Task data:
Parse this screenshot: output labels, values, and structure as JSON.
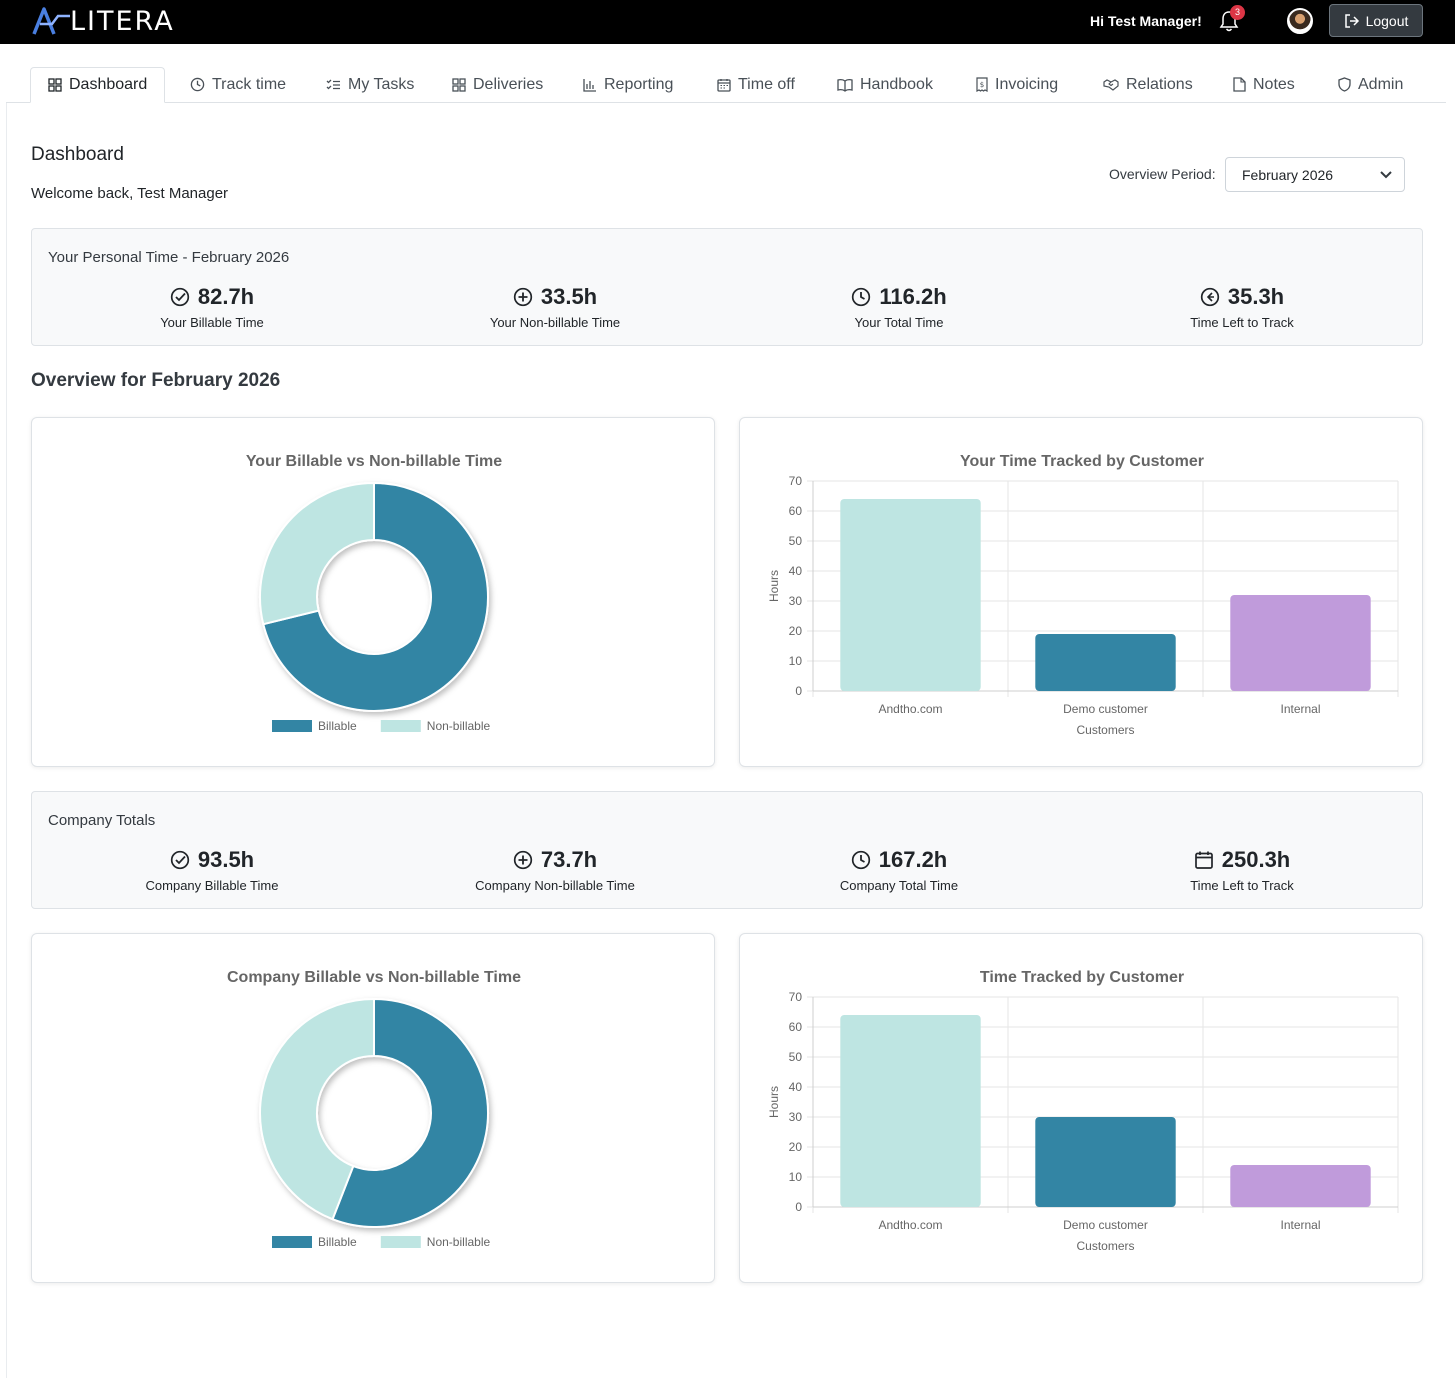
{
  "brand": {
    "name": "LITERA"
  },
  "header": {
    "greeting": "Hi Test Manager!",
    "notification_count": "3",
    "logout_label": "Logout"
  },
  "tabs": [
    {
      "label": "Dashboard",
      "icon": "grid-icon"
    },
    {
      "label": "Track time",
      "icon": "clock-icon"
    },
    {
      "label": "My Tasks",
      "icon": "checklist-icon"
    },
    {
      "label": "Deliveries",
      "icon": "grid-icon"
    },
    {
      "label": "Reporting",
      "icon": "bar-chart-icon"
    },
    {
      "label": "Time off",
      "icon": "calendar-icon"
    },
    {
      "label": "Handbook",
      "icon": "book-icon"
    },
    {
      "label": "Invoicing",
      "icon": "receipt-icon"
    },
    {
      "label": "Relations",
      "icon": "handshake-icon"
    },
    {
      "label": "Notes",
      "icon": "note-icon"
    },
    {
      "label": "Admin",
      "icon": "shield-icon"
    }
  ],
  "page": {
    "title": "Dashboard",
    "welcome": "Welcome back, Test Manager",
    "period_label": "Overview Period:",
    "period_value": "February 2026",
    "overview_title": "Overview for February 2026"
  },
  "personal": {
    "title": "Your Personal Time - February 2026",
    "stats": [
      {
        "value": "82.7h",
        "label": "Your Billable Time",
        "icon": "check-circle-icon"
      },
      {
        "value": "33.5h",
        "label": "Your Non-billable Time",
        "icon": "plus-circle-icon"
      },
      {
        "value": "116.2h",
        "label": "Your Total Time",
        "icon": "clock-icon"
      },
      {
        "value": "35.3h",
        "label": "Time Left to Track",
        "icon": "arrow-left-circle-icon"
      }
    ]
  },
  "company": {
    "title": "Company Totals",
    "stats": [
      {
        "value": "93.5h",
        "label": "Company Billable Time",
        "icon": "check-circle-icon"
      },
      {
        "value": "73.7h",
        "label": "Company Non-billable Time",
        "icon": "plus-circle-icon"
      },
      {
        "value": "167.2h",
        "label": "Company Total Time",
        "icon": "clock-icon"
      },
      {
        "value": "250.3h",
        "label": "Time Left to Track",
        "icon": "calendar-icon"
      }
    ]
  },
  "colors": {
    "billable": "#3385a4",
    "non_billable": "#bee5e2",
    "internal": "#c09bdb"
  },
  "chart_data": [
    {
      "type": "pie",
      "title": "Your Billable vs Non-billable Time",
      "categories": [
        "Billable",
        "Non-billable"
      ],
      "values": [
        82.7,
        33.5
      ],
      "colors": [
        "#3385a4",
        "#bee5e2"
      ],
      "legend": "bottom"
    },
    {
      "type": "bar",
      "title": "Your Time Tracked by Customer",
      "categories": [
        "Andtho.com",
        "Demo customer",
        "Internal"
      ],
      "values": [
        64,
        19,
        32
      ],
      "colors": [
        "#bee5e2",
        "#3385a4",
        "#c09bdb"
      ],
      "xlabel": "Customers",
      "ylabel": "Hours",
      "ylim": [
        0,
        70
      ],
      "yticks": [
        0,
        10,
        20,
        30,
        40,
        50,
        60,
        70
      ],
      "grid": true
    },
    {
      "type": "pie",
      "title": "Company Billable vs Non-billable Time",
      "categories": [
        "Billable",
        "Non-billable"
      ],
      "values": [
        93.5,
        73.7
      ],
      "colors": [
        "#3385a4",
        "#bee5e2"
      ],
      "legend": "bottom"
    },
    {
      "type": "bar",
      "title": "Time Tracked by Customer",
      "categories": [
        "Andtho.com",
        "Demo customer",
        "Internal"
      ],
      "values": [
        64,
        30,
        14
      ],
      "colors": [
        "#bee5e2",
        "#3385a4",
        "#c09bdb"
      ],
      "xlabel": "Customers",
      "ylabel": "Hours",
      "ylim": [
        0,
        70
      ],
      "yticks": [
        0,
        10,
        20,
        30,
        40,
        50,
        60,
        70
      ],
      "grid": true
    }
  ]
}
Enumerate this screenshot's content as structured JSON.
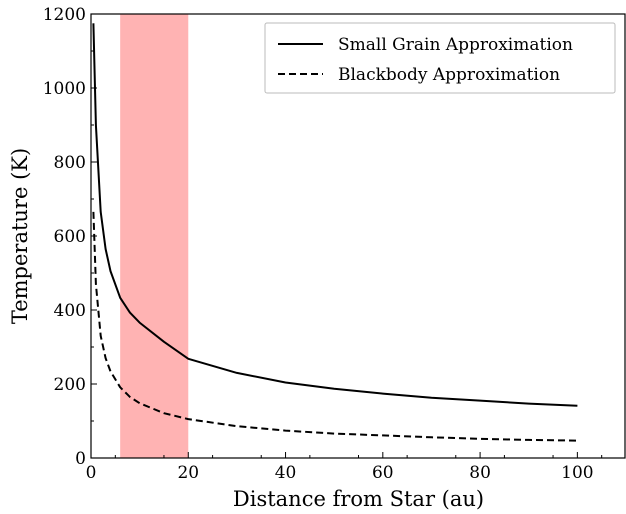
{
  "chart_data": {
    "type": "line",
    "xlabel": "Distance from Star (au)",
    "ylabel": "Temperature (K)",
    "xlim": [
      0,
      110
    ],
    "ylim": [
      0,
      1200
    ],
    "xticks": [
      0,
      20,
      40,
      60,
      80,
      100
    ],
    "yticks": [
      0,
      200,
      400,
      600,
      800,
      1000,
      1200
    ],
    "grid": false,
    "legend_position": "top-right",
    "shaded_region": {
      "x_start": 6,
      "x_end": 20,
      "color": "#ffb3b3"
    },
    "series": [
      {
        "name": "Small Grain Approximation",
        "style": "solid",
        "color": "#000000",
        "x": [
          0.5,
          1,
          2,
          3,
          4,
          6,
          8,
          10,
          15,
          20,
          30,
          40,
          50,
          60,
          70,
          80,
          90,
          100
        ],
        "y": [
          1175,
          900,
          665,
          565,
          505,
          433,
          393,
          366,
          314,
          268,
          230,
          204,
          187,
          174,
          163,
          155,
          147,
          141
        ]
      },
      {
        "name": "Blackbody Approximation",
        "style": "dashed",
        "color": "#000000",
        "x": [
          0.5,
          1,
          2,
          3,
          4,
          6,
          8,
          10,
          15,
          20,
          30,
          40,
          50,
          60,
          70,
          80,
          90,
          100
        ],
        "y": [
          665,
          470,
          330,
          270,
          234,
          191,
          165,
          148,
          121,
          105,
          86,
          74,
          66,
          61,
          56,
          52,
          49,
          47
        ]
      }
    ]
  }
}
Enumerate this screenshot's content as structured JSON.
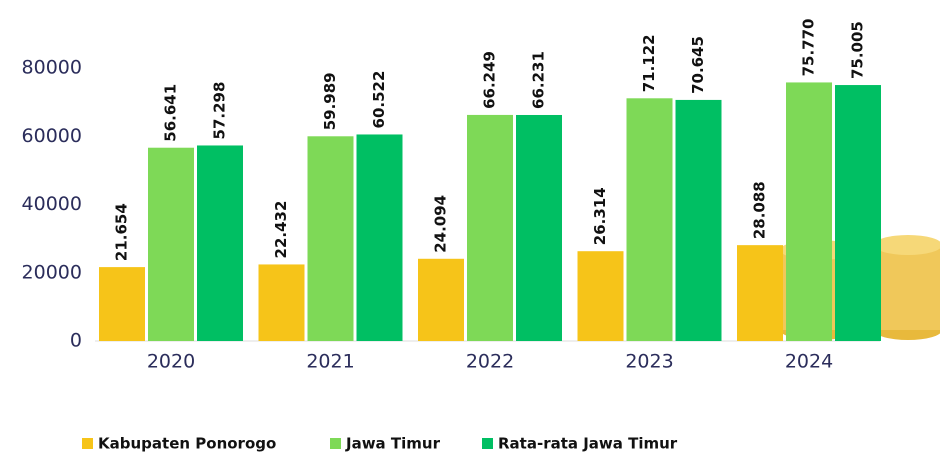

Written problem:
Set down the material exactly, every line of it, except for the pictures.

Expected answer:
Parse this screenshot: output labels, values, and structure as JSON.
{
  "brand": {
    "name": "LITERA"
  },
  "header": {
    "greeting": "Hi Test Manager!",
    "notification_count": "3",
    "logout_label": "Logout"
  },
  "tabs": [
    {
      "label": "Dashboard",
      "icon": "grid-icon"
    },
    {
      "label": "Track time",
      "icon": "clock-icon"
    },
    {
      "label": "My Tasks",
      "icon": "checklist-icon"
    },
    {
      "label": "Deliveries",
      "icon": "grid-icon"
    },
    {
      "label": "Reporting",
      "icon": "bar-chart-icon"
    },
    {
      "label": "Time off",
      "icon": "calendar-icon"
    },
    {
      "label": "Handbook",
      "icon": "book-icon"
    },
    {
      "label": "Invoicing",
      "icon": "receipt-icon"
    },
    {
      "label": "Relations",
      "icon": "handshake-icon"
    },
    {
      "label": "Notes",
      "icon": "note-icon"
    },
    {
      "label": "Admin",
      "icon": "shield-icon"
    }
  ],
  "page": {
    "title": "Dashboard",
    "welcome": "Welcome back, Test Manager",
    "period_label": "Overview Period:",
    "period_value": "February 2026",
    "overview_title": "Overview for February 2026"
  },
  "personal": {
    "title": "Your Personal Time - February 2026",
    "stats": [
      {
        "value": "82.7h",
        "label": "Your Billable Time",
        "icon": "check-circle-icon"
      },
      {
        "value": "33.5h",
        "label": "Your Non-billable Time",
        "icon": "plus-circle-icon"
      },
      {
        "value": "116.2h",
        "label": "Your Total Time",
        "icon": "clock-icon"
      },
      {
        "value": "35.3h",
        "label": "Time Left to Track",
        "icon": "arrow-left-circle-icon"
      }
    ]
  },
  "company": {
    "title": "Company Totals",
    "stats": [
      {
        "value": "93.5h",
        "label": "Company Billable Time",
        "icon": "check-circle-icon"
      },
      {
        "value": "73.7h",
        "label": "Company Non-billable Time",
        "icon": "plus-circle-icon"
      },
      {
        "value": "167.2h",
        "label": "Company Total Time",
        "icon": "clock-icon"
      },
      {
        "value": "250.3h",
        "label": "Time Left to Track",
        "icon": "calendar-icon"
      }
    ]
  },
  "colors": {
    "billable": "#3385a4",
    "non_billable": "#bee5e2",
    "internal": "#c09bdb"
  },
  "chart_data": [
    {
      "type": "pie",
      "title": "Your Billable vs Non-billable Time",
      "categories": [
        "Billable",
        "Non-billable"
      ],
      "values": [
        82.7,
        33.5
      ],
      "colors": [
        "#3385a4",
        "#bee5e2"
      ],
      "legend": "bottom"
    },
    {
      "type": "bar",
      "title": "Your Time Tracked by Customer",
      "categories": [
        "Andtho.com",
        "Demo customer",
        "Internal"
      ],
      "values": [
        64,
        19,
        32
      ],
      "colors": [
        "#bee5e2",
        "#3385a4",
        "#c09bdb"
      ],
      "xlabel": "Customers",
      "ylabel": "Hours",
      "ylim": [
        0,
        70
      ],
      "yticks": [
        0,
        10,
        20,
        30,
        40,
        50,
        60,
        70
      ],
      "grid": true
    },
    {
      "type": "pie",
      "title": "Company Billable vs Non-billable Time",
      "categories": [
        "Billable",
        "Non-billable"
      ],
      "values": [
        93.5,
        73.7
      ],
      "colors": [
        "#3385a4",
        "#bee5e2"
      ],
      "legend": "bottom"
    },
    {
      "type": "bar",
      "title": "Time Tracked by Customer",
      "categories": [
        "Andtho.com",
        "Demo customer",
        "Internal"
      ],
      "values": [
        64,
        30,
        14
      ],
      "colors": [
        "#bee5e2",
        "#3385a4",
        "#c09bdb"
      ],
      "xlabel": "Customers",
      "ylabel": "Hours",
      "ylim": [
        0,
        70
      ],
      "yticks": [
        0,
        10,
        20,
        30,
        40,
        50,
        60,
        70
      ],
      "grid": true
    }
  ]
}
Enumerate this screenshot's content as structured JSON.
{
  "chart_data": {
    "type": "line",
    "xlabel": "Distance from Star (au)",
    "ylabel": "Temperature (K)",
    "xlim": [
      0,
      110
    ],
    "ylim": [
      0,
      1200
    ],
    "xticks": [
      0,
      20,
      40,
      60,
      80,
      100
    ],
    "yticks": [
      0,
      200,
      400,
      600,
      800,
      1000,
      1200
    ],
    "grid": false,
    "legend_position": "top-right",
    "shaded_region": {
      "x_start": 6,
      "x_end": 20,
      "color": "#ffb3b3"
    },
    "series": [
      {
        "name": "Small Grain Approximation",
        "style": "solid",
        "color": "#000000",
        "x": [
          0.5,
          1,
          2,
          3,
          4,
          6,
          8,
          10,
          15,
          20,
          30,
          40,
          50,
          60,
          70,
          80,
          90,
          100
        ],
        "y": [
          1175,
          900,
          665,
          565,
          505,
          433,
          393,
          366,
          314,
          268,
          230,
          204,
          187,
          174,
          163,
          155,
          147,
          141
        ]
      },
      {
        "name": "Blackbody Approximation",
        "style": "dashed",
        "color": "#000000",
        "x": [
          0.5,
          1,
          2,
          3,
          4,
          6,
          8,
          10,
          15,
          20,
          30,
          40,
          50,
          60,
          70,
          80,
          90,
          100
        ],
        "y": [
          665,
          470,
          330,
          270,
          234,
          191,
          165,
          148,
          121,
          105,
          86,
          74,
          66,
          61,
          56,
          52,
          49,
          47
        ]
      }
    ]
  }
}
Enumerate this screenshot's content as structured JSON.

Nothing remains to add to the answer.